[WRITTEN EXERCISE] Leave out the pictures and repeat everything else in the records exactly.

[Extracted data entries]
• • • •
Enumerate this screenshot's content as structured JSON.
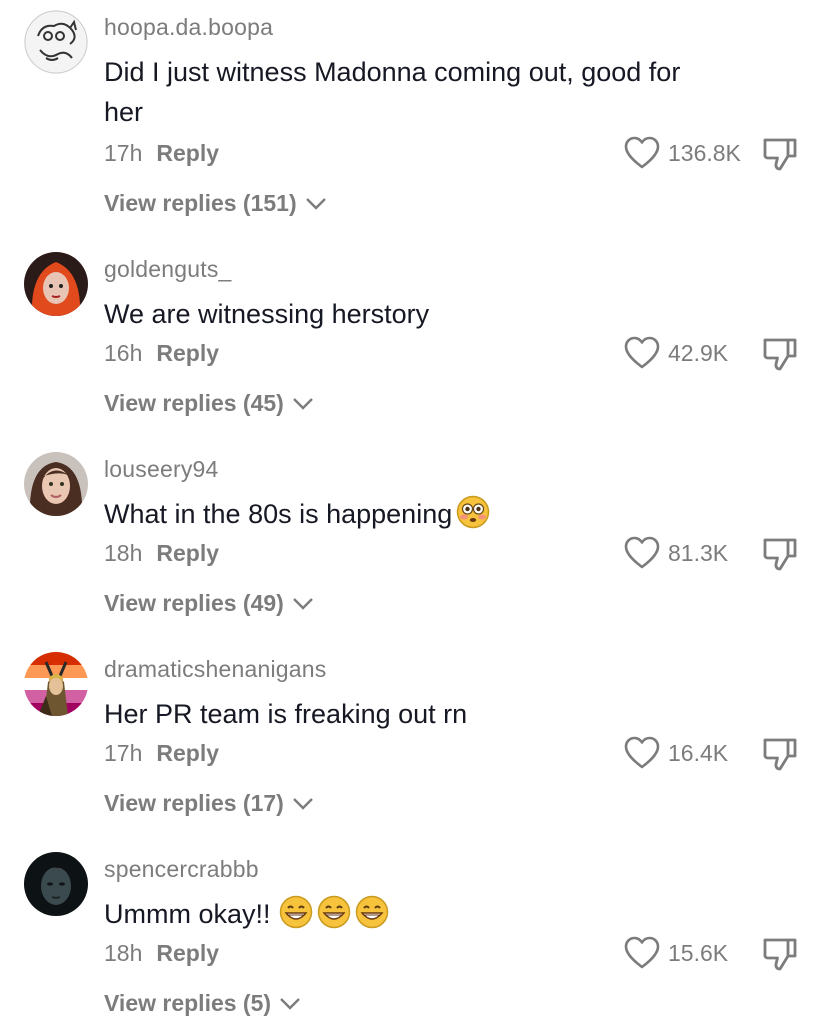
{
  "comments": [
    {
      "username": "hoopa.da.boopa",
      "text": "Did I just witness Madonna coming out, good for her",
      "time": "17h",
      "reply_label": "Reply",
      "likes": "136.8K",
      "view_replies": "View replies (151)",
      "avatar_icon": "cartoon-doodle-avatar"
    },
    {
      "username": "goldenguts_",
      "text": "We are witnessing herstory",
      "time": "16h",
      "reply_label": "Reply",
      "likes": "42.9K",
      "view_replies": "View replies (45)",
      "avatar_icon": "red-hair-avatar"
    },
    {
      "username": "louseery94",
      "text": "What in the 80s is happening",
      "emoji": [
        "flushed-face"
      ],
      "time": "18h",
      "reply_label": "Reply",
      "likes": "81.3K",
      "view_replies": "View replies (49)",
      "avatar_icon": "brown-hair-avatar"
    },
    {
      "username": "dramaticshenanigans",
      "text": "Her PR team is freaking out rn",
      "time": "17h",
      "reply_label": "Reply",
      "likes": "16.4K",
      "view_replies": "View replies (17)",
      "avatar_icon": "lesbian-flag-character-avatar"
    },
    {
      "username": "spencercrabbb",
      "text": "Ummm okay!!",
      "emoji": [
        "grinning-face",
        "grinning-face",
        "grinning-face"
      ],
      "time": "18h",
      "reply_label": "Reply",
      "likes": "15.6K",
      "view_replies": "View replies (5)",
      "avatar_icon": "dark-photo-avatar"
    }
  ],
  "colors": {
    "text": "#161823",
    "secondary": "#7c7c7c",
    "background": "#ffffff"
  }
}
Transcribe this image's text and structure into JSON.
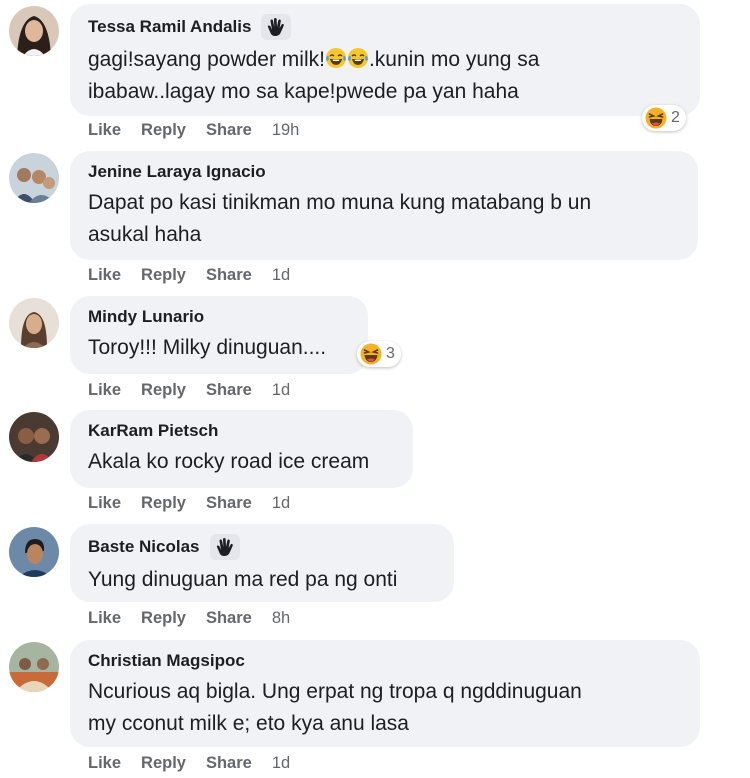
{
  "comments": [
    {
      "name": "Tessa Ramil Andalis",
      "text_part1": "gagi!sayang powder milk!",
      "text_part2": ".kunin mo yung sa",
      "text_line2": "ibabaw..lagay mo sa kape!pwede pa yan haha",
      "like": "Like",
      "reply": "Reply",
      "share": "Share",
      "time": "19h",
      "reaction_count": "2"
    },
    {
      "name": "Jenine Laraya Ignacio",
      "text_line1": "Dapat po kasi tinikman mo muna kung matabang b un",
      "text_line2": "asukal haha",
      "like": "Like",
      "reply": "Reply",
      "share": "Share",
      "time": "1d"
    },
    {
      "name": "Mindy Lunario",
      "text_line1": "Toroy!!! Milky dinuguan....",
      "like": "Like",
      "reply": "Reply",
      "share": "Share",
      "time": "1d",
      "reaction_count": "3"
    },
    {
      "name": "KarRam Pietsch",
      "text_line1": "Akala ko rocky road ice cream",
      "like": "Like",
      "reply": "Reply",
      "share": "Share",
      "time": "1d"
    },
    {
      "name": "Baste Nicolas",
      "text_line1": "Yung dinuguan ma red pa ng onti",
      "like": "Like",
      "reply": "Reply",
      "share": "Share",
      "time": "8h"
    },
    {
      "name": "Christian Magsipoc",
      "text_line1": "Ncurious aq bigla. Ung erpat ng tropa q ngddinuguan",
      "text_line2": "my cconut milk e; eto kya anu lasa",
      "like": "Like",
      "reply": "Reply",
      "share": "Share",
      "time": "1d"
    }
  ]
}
• • • •
[IN RESPONSE]
Enumerate this screenshot's content as structured JSON.
{
  "comments": [
    {
      "username": "hoopa.da.boopa",
      "text": "Did I just witness Madonna coming out, good for her",
      "time": "17h",
      "reply_label": "Reply",
      "likes": "136.8K",
      "view_replies": "View replies (151)",
      "avatar_icon": "cartoon-doodle-avatar"
    },
    {
      "username": "goldenguts_",
      "text": "We are witnessing herstory",
      "time": "16h",
      "reply_label": "Reply",
      "likes": "42.9K",
      "view_replies": "View replies (45)",
      "avatar_icon": "red-hair-avatar"
    },
    {
      "username": "louseery94",
      "text": "What in the 80s is happening",
      "emoji": [
        "flushed-face"
      ],
      "time": "18h",
      "reply_label": "Reply",
      "likes": "81.3K",
      "view_replies": "View replies (49)",
      "avatar_icon": "brown-hair-avatar"
    },
    {
      "username": "dramaticshenanigans",
      "text": "Her PR team is freaking out rn",
      "time": "17h",
      "reply_label": "Reply",
      "likes": "16.4K",
      "view_replies": "View replies (17)",
      "avatar_icon": "lesbian-flag-character-avatar"
    },
    {
      "username": "spencercrabbb",
      "text": "Ummm okay!!",
      "emoji": [
        "grinning-face",
        "grinning-face",
        "grinning-face"
      ],
      "time": "18h",
      "reply_label": "Reply",
      "likes": "15.6K",
      "view_replies": "View replies (5)",
      "avatar_icon": "dark-photo-avatar"
    }
  ],
  "colors": {
    "text": "#161823",
    "secondary": "#7c7c7c",
    "background": "#ffffff"
  }
}
Transcribe this image's text and structure into JSON.
{
  "comments": [
    {
      "name": "Tessa Ramil Andalis",
      "text_part1": "gagi!sayang powder milk!",
      "text_part2": ".kunin mo yung sa",
      "text_line2": "ibabaw..lagay mo sa kape!pwede pa yan haha",
      "like": "Like",
      "reply": "Reply",
      "share": "Share",
      "time": "19h",
      "reaction_count": "2"
    },
    {
      "name": "Jenine Laraya Ignacio",
      "text_line1": "Dapat po kasi tinikman mo muna kung matabang b un",
      "text_line2": "asukal haha",
      "like": "Like",
      "reply": "Reply",
      "share": "Share",
      "time": "1d"
    },
    {
      "name": "Mindy Lunario",
      "text_line1": "Toroy!!! Milky dinuguan....",
      "like": "Like",
      "reply": "Reply",
      "share": "Share",
      "time": "1d",
      "reaction_count": "3"
    },
    {
      "name": "KarRam Pietsch",
      "text_line1": "Akala ko rocky road ice cream",
      "like": "Like",
      "reply": "Reply",
      "share": "Share",
      "time": "1d"
    },
    {
      "name": "Baste Nicolas",
      "text_line1": "Yung dinuguan ma red pa ng onti",
      "like": "Like",
      "reply": "Reply",
      "share": "Share",
      "time": "8h"
    },
    {
      "name": "Christian Magsipoc",
      "text_line1": "Ncurious aq bigla. Ung erpat ng tropa q ngddinuguan",
      "text_line2": "my cconut milk e; eto kya anu lasa",
      "like": "Like",
      "reply": "Reply",
      "share": "Share",
      "time": "1d"
    }
  ]
}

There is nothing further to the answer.